Records from a dataset
++++++++++
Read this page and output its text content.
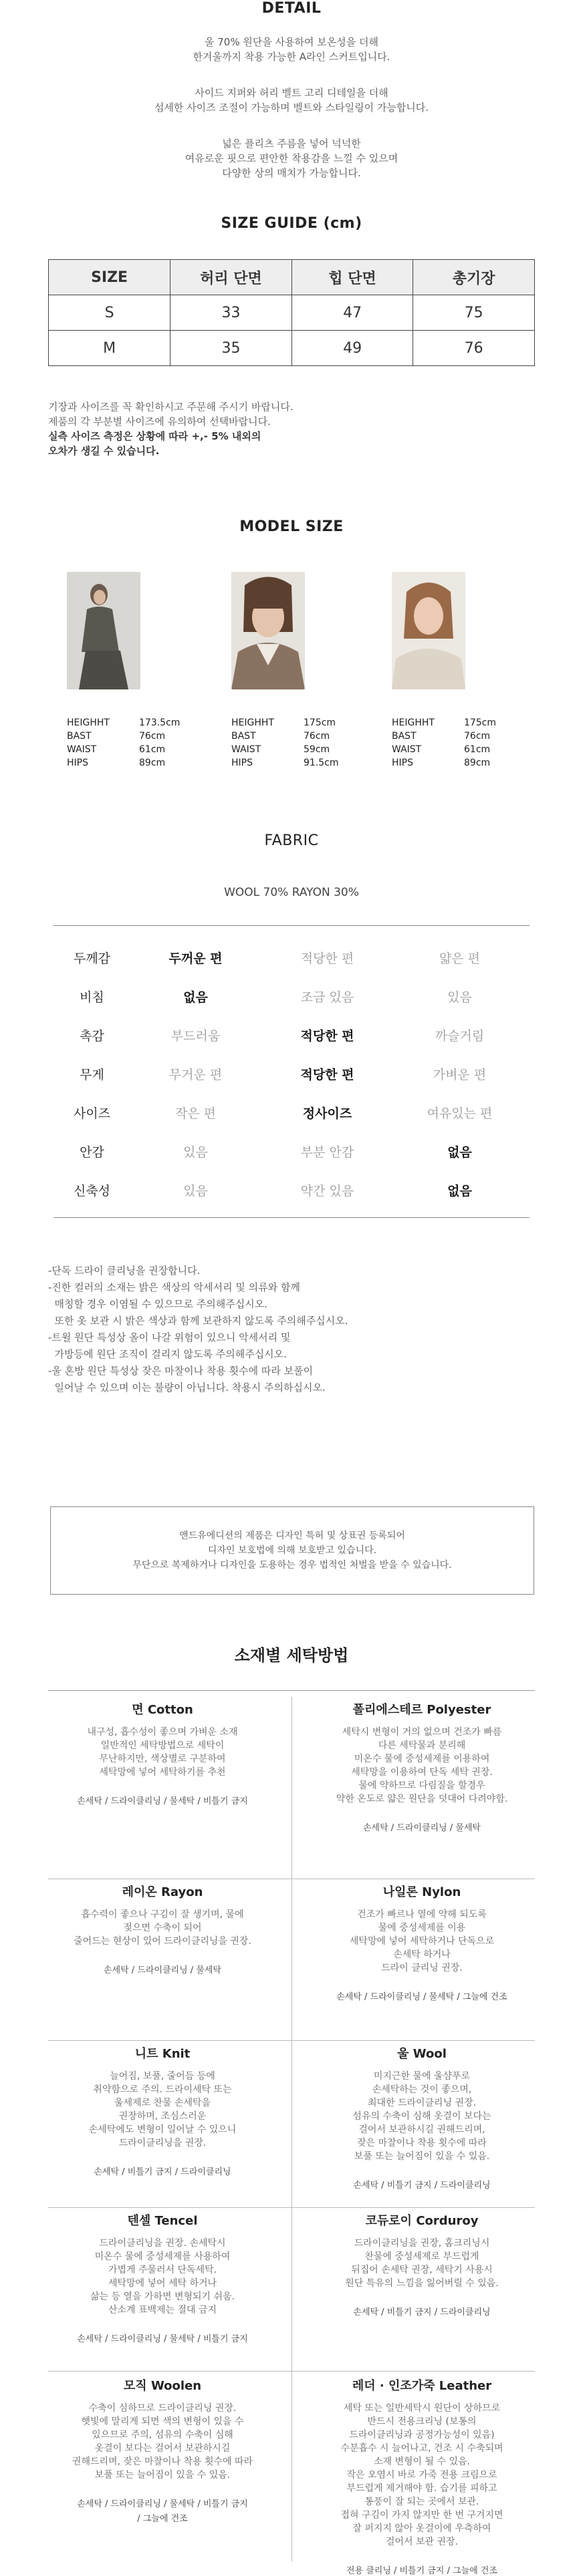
DETAIL
울 70% 원단을 사용하여 보온성을 더해
한겨울까지 착용 가능한 A라인 스커트입니다.
사이드 지퍼와 허리 벨트 고리 디테일을 더해
섬세한 사이즈 조절이 가능하며 벨트와 스타일링이 가능합니다.
넓은 플리츠 주름을 넣어 넉넉한
여유로운 핏으로 편안한 착용감을 느낄 수 있으며
다양한 상의 매치가 가능합니다.
SIZE GUIDE (cm)
SIZE	허리 단면	힙 단면	총기장
S	33	47	75
M	35	49	76
기장과 사이즈를 꼭 확인하시고 주문해 주시기 바랍니다.
제품의 각 부분별 사이즈에 유의하여 선택바랍니다.
실측 사이즈 측정은 상황에 따라 +,- 5% 내외의
오차가 생길 수 있습니다.
MODEL SIZE
HEIGHHT	173.5cm
BAST	76cm
WAIST	61cm
HIPS	89cm
HEIGHHT	175cm
BAST	76cm
WAIST	59cm
HIPS	91.5cm
HEIGHHT	175cm
BAST	76cm
WAIST	61cm
HIPS	89cm
FABRIC
WOOL 70% RAYON 30%
두께감	두꺼운 편	적당한 편	얇은 편
비침	없음	조금 있음	있음
촉감	부드러움	적당한 편	까슬거림
무게	무거운 편	적당한 편	가벼운 편
사이즈	작은 편	정사이즈	여유있는 편
안감	있음	부분 안감	없음
신축성	있음	약간 있음	없음
-단독 드라이 클리닝을 권장합니다.
-진한 컬러의 소재는 밝은 색상의 악세서리 및 의류와 함께
매칭할 경우 이염될 수 있으므로 주의해주십시오.
또한 옷 보관 시 밝은 색상과 함께 보관하지 않도록 주의해주십시오.
-트윌 원단 특성상 올이 나갈 위험이 있으니 악세서리 및
가방등에 원단 조직이 걸리지 않도록 주의해주십시오.
-울 혼방 원단 특성상 잦은 마찰이나 착용 횟수에 따라 보풀이
일어날 수 있으며 이는 불량이 아닙니다. 착용시 주의하십시오.
앤드유에디션의 제품은 디자인 특허 및 상표권 등록되어
디자인 보호법에 의해 보호받고 있습니다.
무단으로 복제하거나 디자인을 도용하는 경우 법적인 처벌을 받을 수 있습니다.
소재별 세탁방법
면 Cotton
내구성, 흡수성이 좋으며 가벼운 소재
일반적인 세탁방법으로 세탁이
무난하지만, 색상별로 구분하여
세탁망에 넣어 세탁하기를 추천
손세탁 / 드라이클리닝 / 물세탁 / 비틀기 금지
폴리에스테르 Polyester
세탁시 변형이 거의 없으며 건조가 빠름
다른 세탁물과 분리해
미온수 물에 중성세제를 이용하여
세탁망을 이용하여 단독 세탁 권장.
물에 약하므로 다림질을 할경우
약한 온도로 얇은 원단을 덧대어 다려야함.
손세탁 / 드라이클리닝 / 물세탁
레이온 Rayon
흡수력이 좋으나 구김이 잘 생기며, 물에
젖으면 수축이 되어
줄어드는 현상이 있어 드라이클리닝을 권장.
손세탁 / 드라이클리닝 / 물세탁
나일론 Nylon
건조가 빠르나 열에 약해 되도록
물에 중성세제를 이용
세탁망에 넣어 세탁하거나 단독으로
손세탁 하거나
드라이 클리닝 권장.
손세탁 / 드라이클리닝 / 물세탁 / 그늘에 건조
니트 Knit
늘어짐, 보풀, 줄어듬 등에
취약함으로 주의. 드라이세탁 또는
울세제로 찬물 손세탁을
권장하며, 조심스러운
손세탁에도 변형이 일어날 수 있으니
드라이클리닝을 권장.
손세탁 / 비틀기 금지 / 드라이클리닝
울 Wool
미지근한 물에 울샴푸로
손세탁하는 것이 좋으며,
최대한 드라이클리닝 권장.
섬유의 수축이 심해 옷결이 보다는
걸어서 보관하시길 권해드리며,
잦은 마찰이나 착용 횟수에 따라
보풀 또는 늘어짐이 있을 수 있음.
손세탁 / 비틀기 금지 / 드라이클리닝
텐셀 Tencel
드라이클리닝을 권장. 손세탁시
미온수 물에 중성세제를 사용하여
가볍게 주물러서 단독세탁.
세탁망에 넣어 세탁 하거나
삶는 등 열을 가하면 변형되기 쉬움.
산소계 표백제는 절대 금지
손세탁 / 드라이클리닝 / 물세탁 / 비틀기 금지
코듀로이 Corduroy
드라이클리닝을 권장, 홈크리닝시
찬물에 중성세제로 부드럽게
뒤집어 손세탁 권장, 세탁기 사용시
원단 특유의 느낌을 잃어버릴 수 있음.
손세탁 / 비틀기 금지 / 드라이클리닝
모직 Woolen
수축이 심하므로 드라이클리닝 권장.
햇빛에 말리게 되면 색의 변형이 있을 수
있으므로 주의, 섬유의 수축이 심해
옷결이 보다는 걸어서 보관하시길
권해드리며, 잦은 마찰이나 착용 횟수에 따라
보풀 또는 늘어짐이 있을 수 있음.
손세탁 / 드라이클리닝 / 물세탁 / 비틀기 금지
/ 그늘에 건조
레더 · 인조가죽 Leather
세탁 또는 일반세탁시 원단이 상하므로
반드시 전용크리닝 (보통의
드라이클리닝과 공정가능성이 있음)
수분흡수 시 늘어나고, 건조 시 수축되며
소재 변형이 될 수 있음.
작은 오염시 바로 가죽 전용 크림으로
부드럽게 제거해야 함. 습기를 피하고
통풍이 잘 되는 곳에서 보관.
접혀 구김이 가지 않지만 한 번 구겨지면
잘 퍼지지 않아 옷걸이에 우측하여
걸어서 보관 권장.
전용 클리닝 / 비틀기 금지 / 그늘에 건조
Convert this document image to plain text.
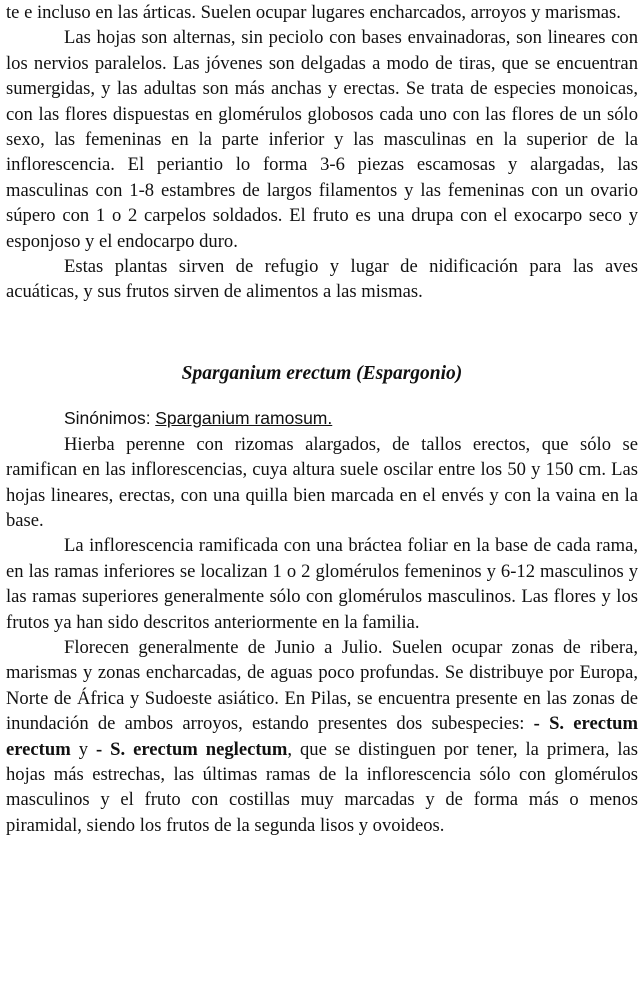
te e incluso en las árticas. Suelen ocupar lugares encharcados, arroyos y marismas.

Las hojas son alternas, sin peciolo con bases envainadoras, son lineares con los nervios paralelos. Las jóvenes son delgadas a modo de tiras, que se encuentran sumergidas, y las adultas son más anchas y erectas. Se trata de especies monoicas, con las flores dispuestas en glomérulos globosos cada uno con las flores de un sólo sexo, las femeninas en la parte inferior y las masculinas en la superior de la inflorescencia. El periantio lo forma 3-6 piezas escamosas y alargadas, las masculinas con 1-8 estambres de largos filamentos y las femeninas con un ovario súpero con 1 o 2 carpelos soldados. El fruto es una drupa con el exocarpo seco y esponjoso y el endocarpo duro.

Estas plantas sirven de refugio y lugar de nidificación para las aves acuáticas, y sus frutos sirven de alimentos a las mismas.

Sparganium erectum (Espargonio)

Sinónimos: Sparganium ramosum.

Hierba perenne con rizomas alargados, de tallos erectos, que sólo se ramifican en las inflorescencias, cuya altura suele oscilar entre los 50 y 150 cm. Las hojas lineares, erectas, con una quilla bien marcada en el envés y con la vaina en la base.

La inflorescencia ramificada con una bráctea foliar en la base de cada rama, en las ramas inferiores se localizan 1 o 2 glomérulos femeninos y 6-12 masculinos y las ramas superiores generalmente sólo con glomérulos masculinos. Las flores y los frutos ya han sido descritos anteriormente en la familia.

Florecen generalmente de Junio a Julio. Suelen ocupar zonas de ribera, marismas y zonas encharcadas, de aguas poco profundas. Se distribuye por Europa, Norte de África y Sudoeste asiático. En Pilas, se encuentra presente en las zonas de inundación de ambos arroyos, estando presentes dos subespecies: - S. erectum erectum y - S. erectum neglectum, que se distinguen por tener, la primera, las hojas más estrechas, las últimas ramas de la inflorescencia sólo con glomérulos masculinos y el fruto con costillas muy marcadas y de forma más o menos piramidal, siendo los frutos de la segunda lisos y ovoideos.
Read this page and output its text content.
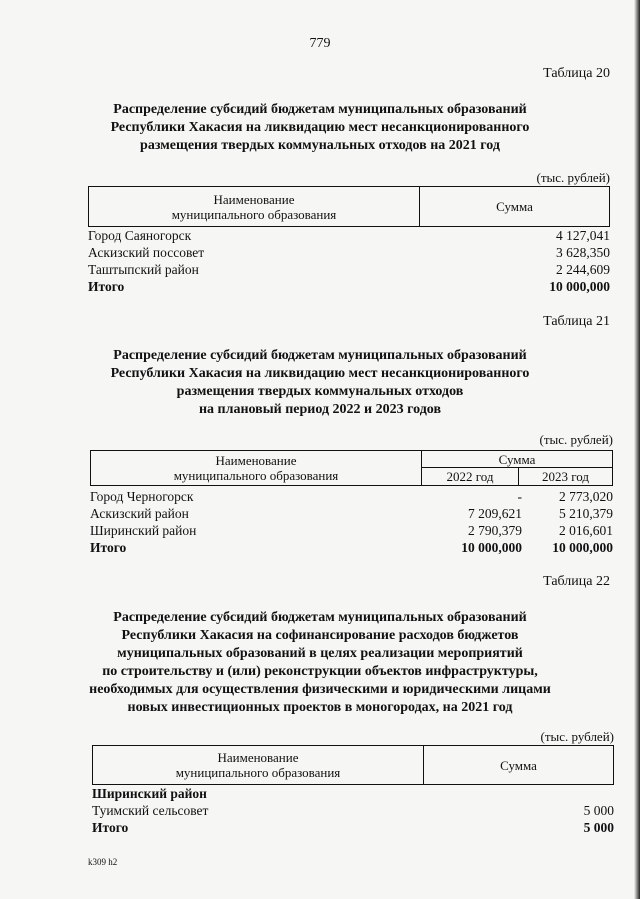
779
Таблица 20
Распределение субсидий бюджетам муниципальных образований
Республики Хакасия на ликвидацию мест несанкционированного
размещения твердых коммунальных отходов на 2021 год
(тыс. рублей)
Наименование
муниципального образования	Сумма
Город Саяногорск	4 127,041
Аскизский поссовет	3 628,350
Таштыпский район	2 244,609
Итого	10 000,000
Таблица 21
Распределение субсидий бюджетам муниципальных образований
Республики Хакасия на ликвидацию мест несанкционированного
размещения твердых коммунальных отходов
на плановый период 2022 и 2023 годов
(тыс. рублей)
Наименование
муниципального образования
Сумма
2022 год	2023 год
Город Черногорск	-	2 773,020
Аскизский район	7 209,621	5 210,379
Ширинский район	2 790,379	2 016,601
Итого	10 000,000 10 000,000
Таблица 22
Распределение субсидий бюджетам муниципальных образований
Республики Хакасия на софинансирование расходов бюджетов
муниципальных образований в целях реализации мероприятий
по строительству и (или) реконструкции объектов инфраструктуры,
необходимых для осуществления физическими и юридическими лицами
новых инвестиционных проектов в моногородах, на 2021 год
(тыс. рублей)
Наименование
муниципального образования	Сумма
Ширинский район
Туимский сельсовет	5 000
Итого	5 000
k309 h2
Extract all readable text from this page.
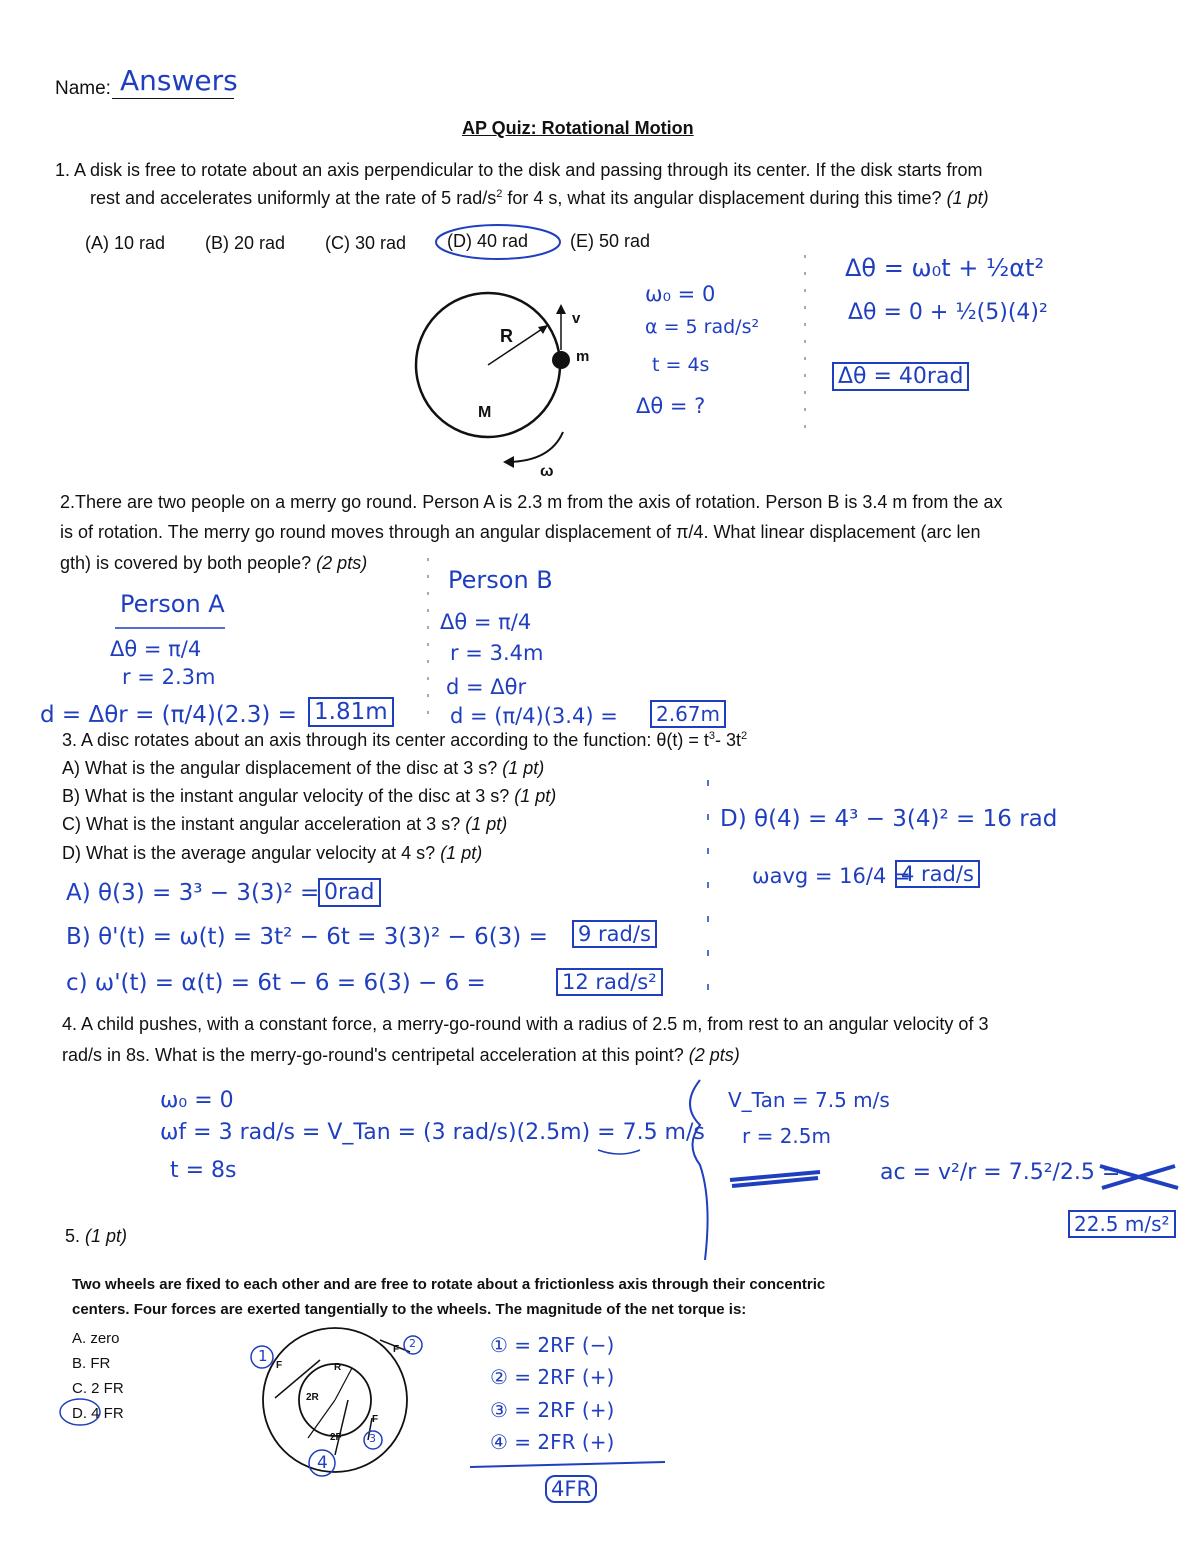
Name: Answers
AP Quiz: Rotational Motion
1. A disk is free to rotate about an axis perpendicular to the disk and passing through its center. If the disk starts from
rest and accelerates uniformly at the rate of 5 rad/$s^2$ for 4 s, what its angular displacement during this time? (1 pt)
(A) 10 rad (B) 20 rad (C) 30 rad (D) 40 rad (E) 50 rad
R
v
m
M
ω
ω₀ = 0
α = 5 rad/s²
t = 4s
Δθ = ?
Δθ = ω₀t + ½αt²
Δθ = 0 + ½(5)(4)²
Δθ = 40rad
2.There are two people on a merry go round. Person A is 2.3 m from the axis of rotation. Person B is 3.4 m from the ax
is of rotation. The merry go round moves through an angular displacement of π/4. What linear displacement (arc len
gth) is covered by both people? (2 pts)
Person A
Δθ = π/4
r = 2.3m
d = Δθr = (π/4)(2.3) = 1.81m
Person B
Δθ = π/4
r = 3.4m
d = Δθr
d = (π/4)(3.4) =	2.67m
3. A disc rotates about an axis through its center according to the function: $\theta(t) = t^3-$ $3t^2$
A) What is the angular displacement of the disc at 3 s? (1 pt)
B) What is the instant angular velocity of the disc at 3 s? (1 pt)
C) What is the instant angular acceleration at 3 s? (1 pt)
D) What is the average angular velocity at 4 s? (1 pt)
A) θ(3) = 3³ − 3(3)² = 0rad
B) θ'(t) = ω(t) = 3t² − 6t = 3(3)² − 6(3) = 9 rad/s
c) ω'(t) = α(t) = 6t − 6 = 6(3) − 6 =	12 rad/s²
D) θ(4) = 4³ − 3(4)² = 16 rad
ωavg = 16/4 =
4 rad/s
4. A child pushes, with a constant force, a merry-go-round with a radius of 2.5 m, from rest to an angular velocity of 3
rad/s in 8s. What is the merry-go-round's centripetal acceleration at this point? (2 pts)
ω₀ = 0
ωf = 3 rad/s = V_Tan = (3 rad/s)(2.5m) = 7.5 m/s
t = 8s
V_Tan = 7.5 m/s
r = 2.5m
ac = v²/r = 7.5²/2.5 =
22.5 m/s²
5. (1 pt)
Two wheels are fixed to each other and are free to rotate about a frictionless axis through their concentric
centers. Four forces are exerted tangentially to the wheels. The magnitude of the net torque is:
A. zero
B. FR
C. 2 FR
D. 4 FR
F
F
F
R
2R
2F
1
2
3
4
① = 2RF (−)
② = 2RF (+)
③ = 2RF (+)
④ = 2FR (+)
4FR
++++++++++
● **Your task**
Where a line of the entries contains the word "Ширинский", copy that line.

● **Exercise solution**
Ширинский район	2 790,379	2 016,601
Ширинский район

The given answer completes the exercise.